Return the stretch of entries from the very first line through the line containing "kana-key[interactable]: お xyxy=(475,478,525,512)", both included, word for word.
===== DATASET EXCERPTS =====
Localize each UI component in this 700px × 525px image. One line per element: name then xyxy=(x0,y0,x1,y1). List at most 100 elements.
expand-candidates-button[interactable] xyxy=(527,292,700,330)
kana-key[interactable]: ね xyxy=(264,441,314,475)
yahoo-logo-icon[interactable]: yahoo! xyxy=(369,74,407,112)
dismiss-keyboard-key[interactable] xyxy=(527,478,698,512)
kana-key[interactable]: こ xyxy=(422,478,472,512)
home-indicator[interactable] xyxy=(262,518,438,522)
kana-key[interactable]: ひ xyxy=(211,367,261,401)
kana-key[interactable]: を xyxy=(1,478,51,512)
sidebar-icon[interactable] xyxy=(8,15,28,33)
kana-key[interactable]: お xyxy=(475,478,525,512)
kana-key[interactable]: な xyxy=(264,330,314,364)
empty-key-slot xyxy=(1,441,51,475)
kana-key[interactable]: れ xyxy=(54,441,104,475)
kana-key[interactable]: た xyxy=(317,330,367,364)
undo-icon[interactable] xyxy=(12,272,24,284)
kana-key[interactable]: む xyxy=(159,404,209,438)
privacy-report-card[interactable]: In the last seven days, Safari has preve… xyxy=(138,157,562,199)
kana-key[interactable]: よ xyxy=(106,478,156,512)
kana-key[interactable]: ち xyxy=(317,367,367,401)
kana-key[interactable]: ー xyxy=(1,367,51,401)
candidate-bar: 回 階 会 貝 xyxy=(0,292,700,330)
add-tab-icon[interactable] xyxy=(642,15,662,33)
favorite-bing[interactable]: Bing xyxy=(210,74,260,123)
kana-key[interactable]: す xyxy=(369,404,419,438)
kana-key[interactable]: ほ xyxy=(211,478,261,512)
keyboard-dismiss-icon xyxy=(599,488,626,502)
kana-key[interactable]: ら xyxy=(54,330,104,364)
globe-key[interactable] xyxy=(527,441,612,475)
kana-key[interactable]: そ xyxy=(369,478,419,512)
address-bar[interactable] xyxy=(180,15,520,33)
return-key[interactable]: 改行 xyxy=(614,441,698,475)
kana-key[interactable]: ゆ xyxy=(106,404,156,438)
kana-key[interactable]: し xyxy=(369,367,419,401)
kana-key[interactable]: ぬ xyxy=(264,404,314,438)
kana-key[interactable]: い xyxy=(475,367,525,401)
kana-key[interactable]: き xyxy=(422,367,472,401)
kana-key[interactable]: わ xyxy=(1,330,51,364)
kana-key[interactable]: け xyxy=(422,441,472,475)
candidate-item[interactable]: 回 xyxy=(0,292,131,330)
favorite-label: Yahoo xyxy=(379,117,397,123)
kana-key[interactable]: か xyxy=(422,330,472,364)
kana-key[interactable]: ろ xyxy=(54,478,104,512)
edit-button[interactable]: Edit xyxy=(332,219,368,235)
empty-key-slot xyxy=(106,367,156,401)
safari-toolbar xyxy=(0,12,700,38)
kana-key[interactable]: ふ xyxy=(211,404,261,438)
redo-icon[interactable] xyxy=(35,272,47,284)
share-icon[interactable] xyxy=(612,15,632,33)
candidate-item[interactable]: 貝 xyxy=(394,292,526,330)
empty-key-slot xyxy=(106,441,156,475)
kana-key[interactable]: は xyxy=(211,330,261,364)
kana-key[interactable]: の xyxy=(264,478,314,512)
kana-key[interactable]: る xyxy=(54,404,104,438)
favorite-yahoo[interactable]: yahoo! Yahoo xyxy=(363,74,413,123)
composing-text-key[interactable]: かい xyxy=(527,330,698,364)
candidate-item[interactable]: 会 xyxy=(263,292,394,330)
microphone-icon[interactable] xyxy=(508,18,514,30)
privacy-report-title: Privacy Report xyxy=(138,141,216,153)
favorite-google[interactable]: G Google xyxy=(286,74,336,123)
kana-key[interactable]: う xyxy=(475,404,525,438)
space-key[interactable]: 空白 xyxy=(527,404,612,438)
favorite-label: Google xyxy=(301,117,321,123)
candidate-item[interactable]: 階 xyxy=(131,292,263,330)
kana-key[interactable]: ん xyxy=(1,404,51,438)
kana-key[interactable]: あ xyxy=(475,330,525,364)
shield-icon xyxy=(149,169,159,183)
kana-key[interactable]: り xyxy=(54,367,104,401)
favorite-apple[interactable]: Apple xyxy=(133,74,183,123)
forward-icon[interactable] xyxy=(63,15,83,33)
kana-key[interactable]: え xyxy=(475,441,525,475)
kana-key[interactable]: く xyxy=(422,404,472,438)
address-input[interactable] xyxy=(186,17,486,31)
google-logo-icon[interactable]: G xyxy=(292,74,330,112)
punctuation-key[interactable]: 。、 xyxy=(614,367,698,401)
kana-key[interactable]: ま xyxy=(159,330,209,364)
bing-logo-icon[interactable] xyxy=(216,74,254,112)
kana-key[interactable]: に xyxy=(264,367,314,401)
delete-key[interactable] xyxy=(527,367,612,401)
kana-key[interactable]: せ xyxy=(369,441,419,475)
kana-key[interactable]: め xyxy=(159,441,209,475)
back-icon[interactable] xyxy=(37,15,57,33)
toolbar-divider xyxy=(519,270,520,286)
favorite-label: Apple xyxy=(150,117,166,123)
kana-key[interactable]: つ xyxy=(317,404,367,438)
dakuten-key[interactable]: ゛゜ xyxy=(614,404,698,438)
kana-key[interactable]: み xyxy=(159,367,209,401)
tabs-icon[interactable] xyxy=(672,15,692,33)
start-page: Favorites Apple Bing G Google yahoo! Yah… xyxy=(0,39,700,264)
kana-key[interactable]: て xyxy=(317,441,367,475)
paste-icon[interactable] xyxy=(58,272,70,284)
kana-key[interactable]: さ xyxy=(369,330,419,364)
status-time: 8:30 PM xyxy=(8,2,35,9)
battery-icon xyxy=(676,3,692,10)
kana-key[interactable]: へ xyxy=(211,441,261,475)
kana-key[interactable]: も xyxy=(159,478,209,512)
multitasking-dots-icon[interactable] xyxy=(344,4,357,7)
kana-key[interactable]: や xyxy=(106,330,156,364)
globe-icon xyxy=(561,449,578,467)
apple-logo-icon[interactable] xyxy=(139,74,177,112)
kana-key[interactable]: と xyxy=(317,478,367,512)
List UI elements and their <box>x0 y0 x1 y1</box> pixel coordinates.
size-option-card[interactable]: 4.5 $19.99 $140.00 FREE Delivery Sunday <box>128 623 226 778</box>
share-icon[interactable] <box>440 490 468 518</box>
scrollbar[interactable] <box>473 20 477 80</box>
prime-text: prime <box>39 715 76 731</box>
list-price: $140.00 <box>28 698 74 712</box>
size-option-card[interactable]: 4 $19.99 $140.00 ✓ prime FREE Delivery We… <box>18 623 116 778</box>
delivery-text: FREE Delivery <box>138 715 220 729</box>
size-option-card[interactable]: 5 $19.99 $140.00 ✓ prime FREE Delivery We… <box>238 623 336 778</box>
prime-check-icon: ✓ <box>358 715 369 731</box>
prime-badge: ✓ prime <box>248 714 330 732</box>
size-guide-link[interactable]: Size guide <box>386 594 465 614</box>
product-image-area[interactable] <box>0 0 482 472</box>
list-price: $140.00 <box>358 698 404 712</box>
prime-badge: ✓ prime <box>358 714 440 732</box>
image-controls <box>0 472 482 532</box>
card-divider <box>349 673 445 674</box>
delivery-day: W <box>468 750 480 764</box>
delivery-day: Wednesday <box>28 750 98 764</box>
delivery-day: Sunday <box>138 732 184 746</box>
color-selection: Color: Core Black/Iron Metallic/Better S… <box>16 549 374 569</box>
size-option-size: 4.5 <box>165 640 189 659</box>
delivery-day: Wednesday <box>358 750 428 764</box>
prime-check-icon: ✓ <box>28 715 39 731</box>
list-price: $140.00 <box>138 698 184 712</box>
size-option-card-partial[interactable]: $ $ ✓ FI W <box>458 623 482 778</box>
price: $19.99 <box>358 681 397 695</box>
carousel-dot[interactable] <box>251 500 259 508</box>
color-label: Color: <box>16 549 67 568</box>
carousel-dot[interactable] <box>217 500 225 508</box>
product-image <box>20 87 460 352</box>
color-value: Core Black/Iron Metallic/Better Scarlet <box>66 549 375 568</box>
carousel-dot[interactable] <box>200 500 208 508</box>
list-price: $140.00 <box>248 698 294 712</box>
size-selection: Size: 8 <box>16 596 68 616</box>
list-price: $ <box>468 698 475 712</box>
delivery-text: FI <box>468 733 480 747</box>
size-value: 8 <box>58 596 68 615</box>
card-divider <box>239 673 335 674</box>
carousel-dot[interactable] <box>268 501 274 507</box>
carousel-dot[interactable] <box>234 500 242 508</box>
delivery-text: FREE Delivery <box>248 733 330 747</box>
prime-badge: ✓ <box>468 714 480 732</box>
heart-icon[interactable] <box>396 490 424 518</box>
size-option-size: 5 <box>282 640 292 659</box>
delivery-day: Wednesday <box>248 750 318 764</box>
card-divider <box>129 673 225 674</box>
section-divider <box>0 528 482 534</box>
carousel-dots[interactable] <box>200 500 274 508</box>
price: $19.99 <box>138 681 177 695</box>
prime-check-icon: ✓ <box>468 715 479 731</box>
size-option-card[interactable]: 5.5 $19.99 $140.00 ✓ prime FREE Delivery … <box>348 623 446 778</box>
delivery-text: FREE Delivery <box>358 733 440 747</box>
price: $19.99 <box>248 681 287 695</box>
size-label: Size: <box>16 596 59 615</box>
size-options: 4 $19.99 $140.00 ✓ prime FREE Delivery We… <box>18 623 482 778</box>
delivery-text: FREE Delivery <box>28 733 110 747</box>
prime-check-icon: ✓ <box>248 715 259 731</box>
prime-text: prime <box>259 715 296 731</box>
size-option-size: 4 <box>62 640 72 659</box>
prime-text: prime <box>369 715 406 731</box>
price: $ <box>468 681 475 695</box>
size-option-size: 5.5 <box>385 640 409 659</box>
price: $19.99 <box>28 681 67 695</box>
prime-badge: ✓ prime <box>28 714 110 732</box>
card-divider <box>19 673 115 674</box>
=====
EXERCISE RESULT.
Localize each UI component in this 700px × 525px image. One line per element: name then xyxy=(x0,y0,x1,y1). List at most 100 elements.
expand-candidates-button[interactable] xyxy=(527,292,700,330)
kana-key[interactable]: ね xyxy=(264,441,314,475)
yahoo-logo-icon[interactable]: yahoo! xyxy=(369,74,407,112)
dismiss-keyboard-key[interactable] xyxy=(527,478,698,512)
kana-key[interactable]: こ xyxy=(422,478,472,512)
home-indicator[interactable] xyxy=(262,518,438,522)
kana-key[interactable]: ひ xyxy=(211,367,261,401)
kana-key[interactable]: を xyxy=(1,478,51,512)
sidebar-icon[interactable] xyxy=(8,15,28,33)
kana-key[interactable]: お xyxy=(475,478,525,512)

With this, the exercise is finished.